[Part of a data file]

= = = = = = =

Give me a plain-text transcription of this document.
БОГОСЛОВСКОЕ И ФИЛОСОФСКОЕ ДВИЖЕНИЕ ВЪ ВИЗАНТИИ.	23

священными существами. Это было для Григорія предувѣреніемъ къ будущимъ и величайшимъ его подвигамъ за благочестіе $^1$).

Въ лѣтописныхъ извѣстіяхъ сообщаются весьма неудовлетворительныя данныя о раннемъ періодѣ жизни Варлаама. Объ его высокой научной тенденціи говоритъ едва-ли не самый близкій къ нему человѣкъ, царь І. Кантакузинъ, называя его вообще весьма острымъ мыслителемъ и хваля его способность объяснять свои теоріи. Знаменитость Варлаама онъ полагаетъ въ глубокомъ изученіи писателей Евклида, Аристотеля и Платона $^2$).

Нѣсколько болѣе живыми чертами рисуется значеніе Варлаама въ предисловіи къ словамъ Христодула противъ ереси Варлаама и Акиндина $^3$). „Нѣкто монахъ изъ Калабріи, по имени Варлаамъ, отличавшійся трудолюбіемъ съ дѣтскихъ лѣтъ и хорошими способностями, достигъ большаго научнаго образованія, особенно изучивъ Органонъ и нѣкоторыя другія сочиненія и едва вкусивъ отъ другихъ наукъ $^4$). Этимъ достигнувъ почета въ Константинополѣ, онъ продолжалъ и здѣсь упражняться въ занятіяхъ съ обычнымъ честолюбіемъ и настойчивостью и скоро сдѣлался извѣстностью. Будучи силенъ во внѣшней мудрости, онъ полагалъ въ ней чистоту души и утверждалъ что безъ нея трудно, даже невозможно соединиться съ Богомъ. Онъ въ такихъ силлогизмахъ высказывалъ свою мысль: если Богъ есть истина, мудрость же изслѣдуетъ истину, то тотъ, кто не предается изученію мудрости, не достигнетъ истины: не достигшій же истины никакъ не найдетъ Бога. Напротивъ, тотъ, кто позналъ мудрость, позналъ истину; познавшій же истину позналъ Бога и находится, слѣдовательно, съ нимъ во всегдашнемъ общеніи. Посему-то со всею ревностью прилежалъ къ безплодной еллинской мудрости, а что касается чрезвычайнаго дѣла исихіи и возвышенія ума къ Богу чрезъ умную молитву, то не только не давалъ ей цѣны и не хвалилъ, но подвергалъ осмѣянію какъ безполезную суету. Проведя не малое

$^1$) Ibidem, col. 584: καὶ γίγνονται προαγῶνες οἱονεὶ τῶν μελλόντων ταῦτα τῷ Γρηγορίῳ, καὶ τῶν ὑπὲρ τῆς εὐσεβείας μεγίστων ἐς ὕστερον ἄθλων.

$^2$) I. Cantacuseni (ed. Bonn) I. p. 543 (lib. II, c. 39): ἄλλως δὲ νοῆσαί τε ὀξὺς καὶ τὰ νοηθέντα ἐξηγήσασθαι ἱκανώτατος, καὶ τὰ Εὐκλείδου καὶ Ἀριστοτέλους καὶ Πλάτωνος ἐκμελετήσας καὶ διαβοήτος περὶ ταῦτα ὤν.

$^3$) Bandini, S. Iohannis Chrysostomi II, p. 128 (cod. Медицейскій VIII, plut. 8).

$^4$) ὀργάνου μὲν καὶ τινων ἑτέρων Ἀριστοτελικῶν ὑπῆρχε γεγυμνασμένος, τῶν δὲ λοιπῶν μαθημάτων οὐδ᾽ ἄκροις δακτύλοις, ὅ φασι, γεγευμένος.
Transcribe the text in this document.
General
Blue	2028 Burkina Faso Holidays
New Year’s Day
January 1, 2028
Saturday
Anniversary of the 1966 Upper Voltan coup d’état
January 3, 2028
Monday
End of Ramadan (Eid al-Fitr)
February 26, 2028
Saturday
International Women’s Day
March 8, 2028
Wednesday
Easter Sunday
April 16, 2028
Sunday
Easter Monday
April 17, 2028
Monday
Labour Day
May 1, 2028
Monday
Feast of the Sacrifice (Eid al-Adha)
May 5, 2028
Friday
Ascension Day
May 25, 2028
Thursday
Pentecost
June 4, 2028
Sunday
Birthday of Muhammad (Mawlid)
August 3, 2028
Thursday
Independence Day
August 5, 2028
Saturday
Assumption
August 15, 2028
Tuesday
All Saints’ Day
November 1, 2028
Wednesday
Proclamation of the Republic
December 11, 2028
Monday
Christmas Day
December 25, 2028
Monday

= = = = = = =

Repeat the records above exactly as they appear.

→ **Solution to the exercise**
Give me a plain-text transcription of this document.
БОГОСЛОВСКОЕ И ФИЛОСОФСКОЕ ДВИЖЕНИЕ ВЪ ВИЗАНТИИ.	23

священными существами. Это было для Григорія предувѣреніемъ къ будущимъ и величайшимъ его подвигамъ за благочестіе $^1$).

Въ лѣтописныхъ извѣстіяхъ сообщаются весьма неудовлетворительныя данныя о раннемъ періодѣ жизни Варлаама. Объ его высокой научной тенденціи говоритъ едва-ли не самый близкій къ нему человѣкъ, царь І. Кантакузинъ, называя его вообще весьма острымъ мыслителемъ и хваля его способность объяснять свои теоріи. Знаменитость Варлаама онъ полагаетъ въ глубокомъ изученіи писателей Евклида, Аристотеля и Платона $^2$).

Нѣсколько болѣе живыми чертами рисуется значеніе Варлаама въ предисловіи къ словамъ Христодула противъ ереси Варлаама и Акиндина $^3$). „Нѣкто монахъ изъ Калабріи, по имени Варлаамъ, отличавшійся трудолюбіемъ съ дѣтскихъ лѣтъ и хорошими способностями, достигъ большаго научнаго образованія, особенно изучивъ Органонъ и нѣкоторыя другія сочиненія и едва вкусивъ отъ другихъ наукъ $^4$). Этимъ достигнувъ почета въ Константинополѣ, онъ продолжалъ и здѣсь упражняться въ занятіяхъ съ обычнымъ честолюбіемъ и настойчивостью и скоро сдѣлался извѣстностью. Будучи силенъ во внѣшней мудрости, онъ полагалъ въ ней чистоту души и утверждалъ что безъ нея трудно, даже невозможно соединиться съ Богомъ. Онъ въ такихъ силлогизмахъ высказывалъ свою мысль: если Богъ есть истина, мудрость же изслѣдуетъ истину, то тотъ, кто не предается изученію мудрости, не достигнетъ истины: не достигшій же истины никакъ не найдетъ Бога. Напротивъ, тотъ, кто позналъ мудрость, позналъ истину; познавшій же истину позналъ Бога и находится, слѣдовательно, съ нимъ во всегдашнемъ общеніи. Посему-то со всею ревностью прилежалъ къ безплодной еллинской мудрости, а что касается чрезвычайнаго дѣла исихіи и возвышенія ума къ Богу чрезъ умную молитву, то не только не давалъ ей цѣны и не хвалилъ, но подвергалъ осмѣянію какъ безполезную суету. Проведя не малое

$^1$) Ibidem, col. 584: καὶ γίγνονται προαγῶνες οἱονεὶ τῶν μελλόντων ταῦτα τῷ Γρηγορίῳ, καὶ τῶν ὑπὲρ τῆς εὐσεβείας μεγίστων ἐς ὕστερον ἄθλων.

$^2$) I. Cantacuseni (ed. Bonn) I. p. 543 (lib. II, c. 39): ἄλλως δὲ νοῆσαί τε ὀξὺς καὶ τὰ νοηθέντα ἐξηγήσασθαι ἱκανώτατος, καὶ τὰ Εὐκλείδου καὶ Ἀριστοτέλους καὶ Πλάτωνος ἐκμελετήσας καὶ διαβοήτος περὶ ταῦτα ὤν.

$^3$) Bandini, S. Iohannis Chrysostomi II, p. 128 (cod. Медицейскій VIII, plut. 8).

$^4$) ὀργάνου μὲν καὶ τινων ἑτέρων Ἀριστοτελικῶν ὑπῆρχε γεγυμνασμένος, τῶν δὲ λοιπῶν μαθημάτων οὐδ᾽ ἄκροις δακτύλοις, ὅ φασι, γεγευμένος.
Transcribe the text in this document.
General
Blue	2028 Burkina Faso Holidays
New Year’s Day
January 1, 2028
Saturday
Anniversary of the 1966 Upper Voltan coup d’état
January 3, 2028
Monday
End of Ramadan (Eid al-Fitr)
February 26, 2028
Saturday
International Women’s Day
March 8, 2028
Wednesday
Easter Sunday
April 16, 2028
Sunday
Easter Monday
April 17, 2028
Monday
Labour Day
May 1, 2028
Monday
Feast of the Sacrifice (Eid al-Adha)
May 5, 2028
Friday
Ascension Day
May 25, 2028
Thursday
Pentecost
June 4, 2028
Sunday
Birthday of Muhammad (Mawlid)
August 3, 2028
Thursday
Independence Day
August 5, 2028
Saturday
Assumption
August 15, 2028
Tuesday
All Saints’ Day
November 1, 2028
Wednesday
Proclamation of the Republic
December 11, 2028
Monday
Christmas Day
December 25, 2028
Monday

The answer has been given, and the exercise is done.